■ Aim
Reproduce every row below verbatim, omitting the pictures from your copy.

■ Data entries
──────

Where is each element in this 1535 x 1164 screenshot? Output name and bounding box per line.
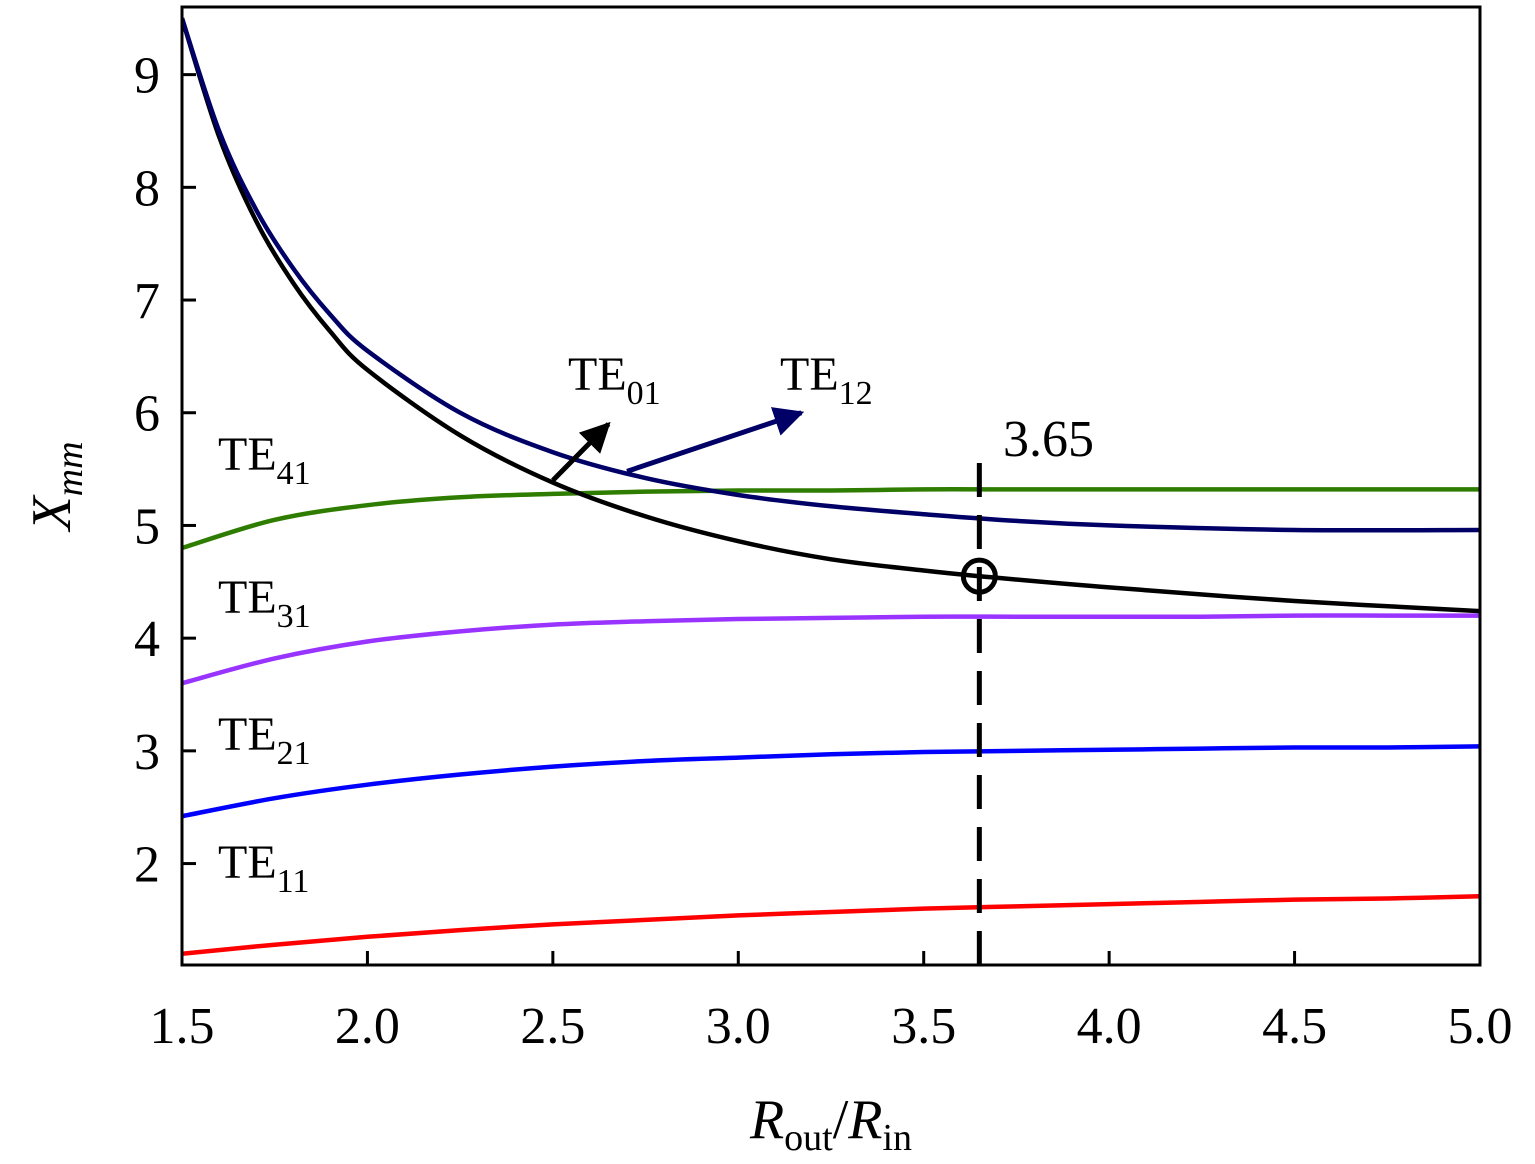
arrow-te01 <box>551 421 611 483</box>
x-tick-label-4.5: 4.5 <box>1262 998 1327 1055</box>
vline-label: 3.65 <box>1003 411 1094 468</box>
y-axis-label: Xmm <box>21 441 91 532</box>
series-line-te31 <box>182 613 1480 686</box>
x-tick-label-2.0: 2.0 <box>335 998 400 1055</box>
x-tick-label-4.0: 4.0 <box>1077 998 1142 1055</box>
series-label-te11: TE11 <box>218 836 309 900</box>
series-line-te21 <box>182 744 1480 819</box>
series-label-te01: TE01 <box>568 348 661 412</box>
x-tick-label-2.5: 2.5 <box>520 998 585 1055</box>
series-label-te31: TE31 <box>218 571 311 635</box>
y-tick-label-7: 7 <box>134 273 160 330</box>
series-line-te11 <box>182 893 1480 956</box>
x-tick-label-5.0: 5.0 <box>1448 998 1513 1055</box>
series-label-te21: TE21 <box>218 708 311 772</box>
y-tick-label-8: 8 <box>134 160 160 217</box>
y-tick-label-4: 4 <box>134 611 160 668</box>
y-tick-label-9: 9 <box>134 48 160 105</box>
series-label-te41: TE41 <box>218 428 311 492</box>
y-tick-label-3: 3 <box>134 724 160 781</box>
intersection-marker <box>960 557 998 595</box>
plot-frame <box>180 5 1482 967</box>
y-tick-label-6: 6 <box>134 386 160 443</box>
x-tick-label-1.5: 1.5 <box>150 998 215 1055</box>
arrow-te12 <box>626 407 805 474</box>
series-line-te41 <box>182 487 1480 551</box>
x-axis-label: Rout/Rin <box>749 1089 912 1159</box>
y-tick-label-2: 2 <box>134 837 160 894</box>
x-tick-label-3.0: 3.0 <box>706 998 771 1055</box>
series-line-te01 <box>182 17 1480 614</box>
x-tick-label-3.5: 3.5 <box>891 998 956 1055</box>
series-label-te12: TE12 <box>780 348 873 412</box>
y-tick-label-5: 5 <box>134 498 160 555</box>
series-line-te12 <box>182 17 1480 533</box>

──────

■ Solution for this problem
Where is each element in this 1535 x 1164 screenshot? Output name and bounding box per line.
arrow-te01 <box>551 421 611 483</box>
x-tick-label-4.5: 4.5 <box>1262 998 1327 1055</box>
vline-label: 3.65 <box>1003 411 1094 468</box>
y-axis-label: Xmm <box>21 441 91 532</box>
series-line-te31 <box>182 613 1480 686</box>
x-tick-label-2.0: 2.0 <box>335 998 400 1055</box>
x-tick-label-4.0: 4.0 <box>1077 998 1142 1055</box>
series-label-te11: TE11 <box>218 836 309 900</box>
series-line-te21 <box>182 744 1480 819</box>
series-label-te01: TE01 <box>568 348 661 412</box>
x-tick-label-2.5: 2.5 <box>520 998 585 1055</box>
series-label-te31: TE31 <box>218 571 311 635</box>
y-tick-label-7: 7 <box>134 273 160 330</box>
series-line-te11 <box>182 893 1480 956</box>
x-tick-label-5.0: 5.0 <box>1448 998 1513 1055</box>
series-label-te21: TE21 <box>218 708 311 772</box>
y-tick-label-8: 8 <box>134 160 160 217</box>
y-tick-label-4: 4 <box>134 611 160 668</box>
y-tick-label-9: 9 <box>134 48 160 105</box>
series-label-te41: TE41 <box>218 428 311 492</box>
y-tick-label-3: 3 <box>134 724 160 781</box>
intersection-marker <box>960 557 998 595</box>
plot-frame <box>180 5 1482 967</box>
y-tick-label-6: 6 <box>134 386 160 443</box>
x-tick-label-1.5: 1.5 <box>150 998 215 1055</box>
arrow-te12 <box>626 407 805 474</box>
series-line-te41 <box>182 487 1480 551</box>
x-axis-label: Rout/Rin <box>749 1089 912 1159</box>
y-tick-label-2: 2 <box>134 837 160 894</box>
x-tick-label-3.0: 3.0 <box>706 998 771 1055</box>
series-line-te01 <box>182 17 1480 614</box>
x-tick-label-3.5: 3.5 <box>891 998 956 1055</box>
series-label-te12: TE12 <box>780 348 873 412</box>
y-tick-label-5: 5 <box>134 498 160 555</box>
series-line-te12 <box>182 17 1480 533</box>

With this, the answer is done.